— START OF Given data —

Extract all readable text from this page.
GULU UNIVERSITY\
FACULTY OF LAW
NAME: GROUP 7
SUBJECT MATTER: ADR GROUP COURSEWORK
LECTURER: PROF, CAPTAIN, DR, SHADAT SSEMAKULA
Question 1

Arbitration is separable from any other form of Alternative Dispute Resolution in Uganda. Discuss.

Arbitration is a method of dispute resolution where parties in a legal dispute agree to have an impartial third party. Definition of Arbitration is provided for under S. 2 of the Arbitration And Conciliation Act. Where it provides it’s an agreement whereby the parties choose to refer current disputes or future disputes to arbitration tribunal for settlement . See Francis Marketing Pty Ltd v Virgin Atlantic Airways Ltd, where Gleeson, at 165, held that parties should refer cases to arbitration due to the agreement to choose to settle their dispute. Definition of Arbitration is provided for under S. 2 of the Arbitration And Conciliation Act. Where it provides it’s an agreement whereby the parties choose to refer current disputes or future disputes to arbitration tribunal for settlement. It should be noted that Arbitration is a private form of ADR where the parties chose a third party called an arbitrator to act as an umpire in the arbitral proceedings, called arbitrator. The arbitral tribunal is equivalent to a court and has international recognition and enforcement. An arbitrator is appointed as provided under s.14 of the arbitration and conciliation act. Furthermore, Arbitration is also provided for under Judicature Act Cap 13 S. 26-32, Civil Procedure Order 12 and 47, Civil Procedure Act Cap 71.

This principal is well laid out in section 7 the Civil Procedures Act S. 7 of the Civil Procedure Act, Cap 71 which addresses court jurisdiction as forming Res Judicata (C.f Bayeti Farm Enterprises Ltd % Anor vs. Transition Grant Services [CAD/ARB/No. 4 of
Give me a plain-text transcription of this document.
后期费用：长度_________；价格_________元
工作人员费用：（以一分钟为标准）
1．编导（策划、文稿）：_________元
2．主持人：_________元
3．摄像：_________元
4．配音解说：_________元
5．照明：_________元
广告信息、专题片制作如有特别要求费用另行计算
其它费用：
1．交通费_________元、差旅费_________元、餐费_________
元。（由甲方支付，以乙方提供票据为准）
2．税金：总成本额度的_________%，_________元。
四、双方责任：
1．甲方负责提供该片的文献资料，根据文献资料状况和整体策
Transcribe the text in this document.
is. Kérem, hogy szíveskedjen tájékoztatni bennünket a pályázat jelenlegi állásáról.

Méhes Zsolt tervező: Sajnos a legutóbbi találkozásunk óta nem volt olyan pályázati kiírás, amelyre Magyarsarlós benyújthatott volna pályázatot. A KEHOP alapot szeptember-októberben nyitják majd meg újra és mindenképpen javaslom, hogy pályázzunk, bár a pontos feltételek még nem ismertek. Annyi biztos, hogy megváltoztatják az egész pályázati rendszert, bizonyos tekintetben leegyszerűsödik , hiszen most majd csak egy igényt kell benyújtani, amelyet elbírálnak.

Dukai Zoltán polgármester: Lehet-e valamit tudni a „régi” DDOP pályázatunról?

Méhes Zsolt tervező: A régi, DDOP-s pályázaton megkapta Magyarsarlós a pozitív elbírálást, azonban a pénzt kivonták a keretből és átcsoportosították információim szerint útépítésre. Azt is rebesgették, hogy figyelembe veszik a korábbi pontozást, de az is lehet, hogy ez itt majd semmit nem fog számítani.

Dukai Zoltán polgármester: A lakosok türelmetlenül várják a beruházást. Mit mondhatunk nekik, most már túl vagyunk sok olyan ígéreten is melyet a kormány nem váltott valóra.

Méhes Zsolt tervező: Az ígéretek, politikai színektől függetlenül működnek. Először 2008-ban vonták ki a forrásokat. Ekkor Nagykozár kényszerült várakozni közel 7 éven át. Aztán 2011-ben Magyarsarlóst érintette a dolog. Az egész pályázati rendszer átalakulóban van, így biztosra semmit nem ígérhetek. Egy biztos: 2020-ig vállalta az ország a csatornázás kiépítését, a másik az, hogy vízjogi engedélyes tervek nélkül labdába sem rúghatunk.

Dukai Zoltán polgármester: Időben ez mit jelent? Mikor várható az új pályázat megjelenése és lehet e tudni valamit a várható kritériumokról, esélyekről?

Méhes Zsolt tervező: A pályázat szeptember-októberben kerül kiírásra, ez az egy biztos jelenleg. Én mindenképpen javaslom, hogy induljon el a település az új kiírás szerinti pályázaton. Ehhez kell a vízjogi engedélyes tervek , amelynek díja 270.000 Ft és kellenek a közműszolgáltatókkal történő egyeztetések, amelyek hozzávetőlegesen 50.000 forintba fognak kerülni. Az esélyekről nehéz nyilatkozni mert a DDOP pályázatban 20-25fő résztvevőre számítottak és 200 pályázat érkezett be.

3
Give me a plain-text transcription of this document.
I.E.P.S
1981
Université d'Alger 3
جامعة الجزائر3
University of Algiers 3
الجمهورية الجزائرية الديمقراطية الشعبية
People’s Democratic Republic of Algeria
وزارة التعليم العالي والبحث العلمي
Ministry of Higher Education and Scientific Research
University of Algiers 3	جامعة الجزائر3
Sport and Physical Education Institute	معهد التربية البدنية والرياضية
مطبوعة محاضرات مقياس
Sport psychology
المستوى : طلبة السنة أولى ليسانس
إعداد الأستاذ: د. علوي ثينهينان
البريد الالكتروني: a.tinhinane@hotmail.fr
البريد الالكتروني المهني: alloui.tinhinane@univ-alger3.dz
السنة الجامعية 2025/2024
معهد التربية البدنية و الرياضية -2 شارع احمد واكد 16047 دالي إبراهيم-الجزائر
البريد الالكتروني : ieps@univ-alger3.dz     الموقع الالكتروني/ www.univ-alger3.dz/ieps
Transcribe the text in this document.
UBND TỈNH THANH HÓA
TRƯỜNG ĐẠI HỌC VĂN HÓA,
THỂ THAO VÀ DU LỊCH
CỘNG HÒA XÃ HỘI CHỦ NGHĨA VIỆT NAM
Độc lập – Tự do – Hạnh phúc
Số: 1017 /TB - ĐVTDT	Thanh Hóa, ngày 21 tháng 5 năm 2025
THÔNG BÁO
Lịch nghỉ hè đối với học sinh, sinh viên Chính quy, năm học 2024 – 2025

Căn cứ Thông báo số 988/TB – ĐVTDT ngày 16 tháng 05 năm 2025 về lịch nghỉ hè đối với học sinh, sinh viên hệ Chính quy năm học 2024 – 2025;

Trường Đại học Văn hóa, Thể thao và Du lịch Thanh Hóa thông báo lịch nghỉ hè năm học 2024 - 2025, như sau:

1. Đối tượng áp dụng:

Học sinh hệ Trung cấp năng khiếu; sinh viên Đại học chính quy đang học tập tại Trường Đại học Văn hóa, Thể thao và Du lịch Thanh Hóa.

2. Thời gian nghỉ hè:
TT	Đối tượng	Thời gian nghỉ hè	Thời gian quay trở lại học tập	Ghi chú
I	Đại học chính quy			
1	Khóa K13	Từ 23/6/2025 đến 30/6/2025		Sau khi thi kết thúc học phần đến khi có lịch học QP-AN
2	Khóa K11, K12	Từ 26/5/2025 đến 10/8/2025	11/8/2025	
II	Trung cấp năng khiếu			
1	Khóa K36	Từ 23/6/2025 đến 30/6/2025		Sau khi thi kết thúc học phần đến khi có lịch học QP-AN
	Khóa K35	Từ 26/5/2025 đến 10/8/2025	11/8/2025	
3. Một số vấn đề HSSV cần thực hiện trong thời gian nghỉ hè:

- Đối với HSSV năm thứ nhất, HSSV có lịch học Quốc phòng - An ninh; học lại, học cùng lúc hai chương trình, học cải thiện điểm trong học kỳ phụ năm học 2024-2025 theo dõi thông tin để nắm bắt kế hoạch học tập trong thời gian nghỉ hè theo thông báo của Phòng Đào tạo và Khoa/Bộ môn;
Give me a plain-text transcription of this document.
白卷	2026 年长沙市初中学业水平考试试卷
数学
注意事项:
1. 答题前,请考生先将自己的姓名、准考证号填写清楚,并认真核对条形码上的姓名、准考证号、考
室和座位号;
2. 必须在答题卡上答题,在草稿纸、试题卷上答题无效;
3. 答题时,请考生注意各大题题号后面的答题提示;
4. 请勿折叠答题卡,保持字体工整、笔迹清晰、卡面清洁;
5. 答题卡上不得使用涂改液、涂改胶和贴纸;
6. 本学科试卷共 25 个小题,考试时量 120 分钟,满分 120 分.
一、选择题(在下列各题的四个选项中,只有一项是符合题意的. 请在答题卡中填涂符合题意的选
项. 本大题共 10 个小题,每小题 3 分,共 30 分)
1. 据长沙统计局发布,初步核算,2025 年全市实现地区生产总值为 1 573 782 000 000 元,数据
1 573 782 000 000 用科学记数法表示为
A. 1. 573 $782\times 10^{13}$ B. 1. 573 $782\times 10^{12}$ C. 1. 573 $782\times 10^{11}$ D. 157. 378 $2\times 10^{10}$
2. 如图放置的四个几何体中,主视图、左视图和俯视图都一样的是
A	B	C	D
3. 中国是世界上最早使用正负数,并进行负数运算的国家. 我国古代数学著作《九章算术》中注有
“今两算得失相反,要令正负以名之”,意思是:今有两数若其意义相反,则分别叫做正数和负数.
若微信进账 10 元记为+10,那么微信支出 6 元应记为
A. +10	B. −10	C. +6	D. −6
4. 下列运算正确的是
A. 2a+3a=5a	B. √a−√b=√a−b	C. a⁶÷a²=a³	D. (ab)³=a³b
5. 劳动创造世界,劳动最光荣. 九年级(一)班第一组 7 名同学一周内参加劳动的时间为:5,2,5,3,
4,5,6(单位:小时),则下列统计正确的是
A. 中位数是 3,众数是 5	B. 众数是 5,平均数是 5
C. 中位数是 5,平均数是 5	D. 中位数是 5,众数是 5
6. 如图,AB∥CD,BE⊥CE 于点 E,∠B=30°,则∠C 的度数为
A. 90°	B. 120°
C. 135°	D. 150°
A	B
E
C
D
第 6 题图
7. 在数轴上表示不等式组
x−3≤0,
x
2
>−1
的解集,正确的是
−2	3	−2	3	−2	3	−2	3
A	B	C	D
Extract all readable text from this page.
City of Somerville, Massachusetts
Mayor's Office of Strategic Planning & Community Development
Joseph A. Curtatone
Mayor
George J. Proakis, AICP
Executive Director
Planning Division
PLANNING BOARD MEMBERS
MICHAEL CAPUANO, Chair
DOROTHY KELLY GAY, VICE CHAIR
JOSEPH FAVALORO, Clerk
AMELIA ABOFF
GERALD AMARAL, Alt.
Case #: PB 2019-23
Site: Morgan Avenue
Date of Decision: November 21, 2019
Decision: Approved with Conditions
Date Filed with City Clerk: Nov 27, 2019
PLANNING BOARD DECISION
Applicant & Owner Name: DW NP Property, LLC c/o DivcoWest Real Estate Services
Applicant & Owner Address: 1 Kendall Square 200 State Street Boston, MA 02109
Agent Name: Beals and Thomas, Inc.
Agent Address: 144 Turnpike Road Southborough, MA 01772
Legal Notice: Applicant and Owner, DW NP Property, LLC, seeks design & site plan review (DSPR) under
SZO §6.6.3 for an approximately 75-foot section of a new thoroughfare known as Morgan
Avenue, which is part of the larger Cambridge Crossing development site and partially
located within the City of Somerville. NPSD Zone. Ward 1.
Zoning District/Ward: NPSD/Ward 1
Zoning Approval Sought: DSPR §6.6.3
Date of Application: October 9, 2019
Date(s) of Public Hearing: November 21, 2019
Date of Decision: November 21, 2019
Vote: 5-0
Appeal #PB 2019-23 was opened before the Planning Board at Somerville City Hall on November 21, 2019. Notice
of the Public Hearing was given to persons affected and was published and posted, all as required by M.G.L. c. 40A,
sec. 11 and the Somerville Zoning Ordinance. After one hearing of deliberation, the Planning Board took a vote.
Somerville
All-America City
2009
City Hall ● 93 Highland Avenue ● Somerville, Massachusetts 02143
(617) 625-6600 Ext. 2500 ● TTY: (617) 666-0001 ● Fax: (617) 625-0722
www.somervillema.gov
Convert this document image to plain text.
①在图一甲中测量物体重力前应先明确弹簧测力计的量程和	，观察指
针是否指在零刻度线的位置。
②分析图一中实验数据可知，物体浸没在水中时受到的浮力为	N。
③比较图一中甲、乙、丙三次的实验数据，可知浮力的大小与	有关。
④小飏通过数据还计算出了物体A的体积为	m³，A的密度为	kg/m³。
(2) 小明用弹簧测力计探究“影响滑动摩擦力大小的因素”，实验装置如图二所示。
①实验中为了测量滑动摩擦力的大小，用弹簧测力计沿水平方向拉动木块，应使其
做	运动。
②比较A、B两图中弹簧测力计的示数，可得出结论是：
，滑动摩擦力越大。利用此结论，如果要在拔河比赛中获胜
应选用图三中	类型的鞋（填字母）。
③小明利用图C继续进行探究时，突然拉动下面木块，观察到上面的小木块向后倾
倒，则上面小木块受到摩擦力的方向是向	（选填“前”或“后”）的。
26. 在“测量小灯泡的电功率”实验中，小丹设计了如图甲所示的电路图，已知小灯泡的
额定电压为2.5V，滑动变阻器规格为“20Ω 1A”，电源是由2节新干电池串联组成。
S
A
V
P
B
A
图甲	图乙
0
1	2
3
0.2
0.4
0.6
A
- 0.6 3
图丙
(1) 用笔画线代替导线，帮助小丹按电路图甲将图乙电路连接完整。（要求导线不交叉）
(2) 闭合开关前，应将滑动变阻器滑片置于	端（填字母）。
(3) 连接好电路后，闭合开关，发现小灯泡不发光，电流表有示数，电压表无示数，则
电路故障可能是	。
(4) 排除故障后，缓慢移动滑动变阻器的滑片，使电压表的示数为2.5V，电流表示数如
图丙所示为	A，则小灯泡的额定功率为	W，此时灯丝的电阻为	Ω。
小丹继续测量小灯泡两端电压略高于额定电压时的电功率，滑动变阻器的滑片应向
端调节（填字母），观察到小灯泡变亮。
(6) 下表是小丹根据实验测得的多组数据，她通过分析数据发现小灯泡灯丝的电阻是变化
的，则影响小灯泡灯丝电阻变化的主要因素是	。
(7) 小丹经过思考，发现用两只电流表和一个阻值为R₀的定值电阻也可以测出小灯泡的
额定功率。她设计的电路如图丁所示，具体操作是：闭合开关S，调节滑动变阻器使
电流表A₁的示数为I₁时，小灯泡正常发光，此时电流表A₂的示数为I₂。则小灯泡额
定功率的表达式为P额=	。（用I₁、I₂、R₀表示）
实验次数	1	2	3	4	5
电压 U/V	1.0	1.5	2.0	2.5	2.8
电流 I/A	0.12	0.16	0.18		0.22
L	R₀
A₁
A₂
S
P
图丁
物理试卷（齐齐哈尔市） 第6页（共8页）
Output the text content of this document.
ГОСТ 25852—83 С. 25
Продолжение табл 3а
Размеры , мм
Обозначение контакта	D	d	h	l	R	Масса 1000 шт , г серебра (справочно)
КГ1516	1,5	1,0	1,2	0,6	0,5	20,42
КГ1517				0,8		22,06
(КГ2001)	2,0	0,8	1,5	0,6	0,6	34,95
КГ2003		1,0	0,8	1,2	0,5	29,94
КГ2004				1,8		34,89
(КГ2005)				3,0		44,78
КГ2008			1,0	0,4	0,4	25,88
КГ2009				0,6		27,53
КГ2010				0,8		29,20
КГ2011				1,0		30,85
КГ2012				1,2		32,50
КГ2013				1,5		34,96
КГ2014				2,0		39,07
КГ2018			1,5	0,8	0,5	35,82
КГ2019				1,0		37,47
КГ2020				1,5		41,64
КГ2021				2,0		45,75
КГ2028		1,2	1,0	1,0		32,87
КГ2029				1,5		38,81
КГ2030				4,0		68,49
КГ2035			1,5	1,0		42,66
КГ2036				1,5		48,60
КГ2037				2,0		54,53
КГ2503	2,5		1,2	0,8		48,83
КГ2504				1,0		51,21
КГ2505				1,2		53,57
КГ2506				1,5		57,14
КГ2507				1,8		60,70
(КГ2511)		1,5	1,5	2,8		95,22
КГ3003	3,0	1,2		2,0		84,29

— END OF Given data —

Exercise instructions: Look through the data and gather every line with the string "ĐVTDT" in it.

Solution:
Số: 1017 /TB - ĐVTDT	Thanh Hóa, ngày 21 tháng 5 năm 2025
Căn cứ Thông báo số 988/TB – ĐVTDT ngày 16 tháng 05 năm 2025 về lịch nghỉ hè đối với học sinh, sinh viên hệ Chính quy năm học 2024 – 2025;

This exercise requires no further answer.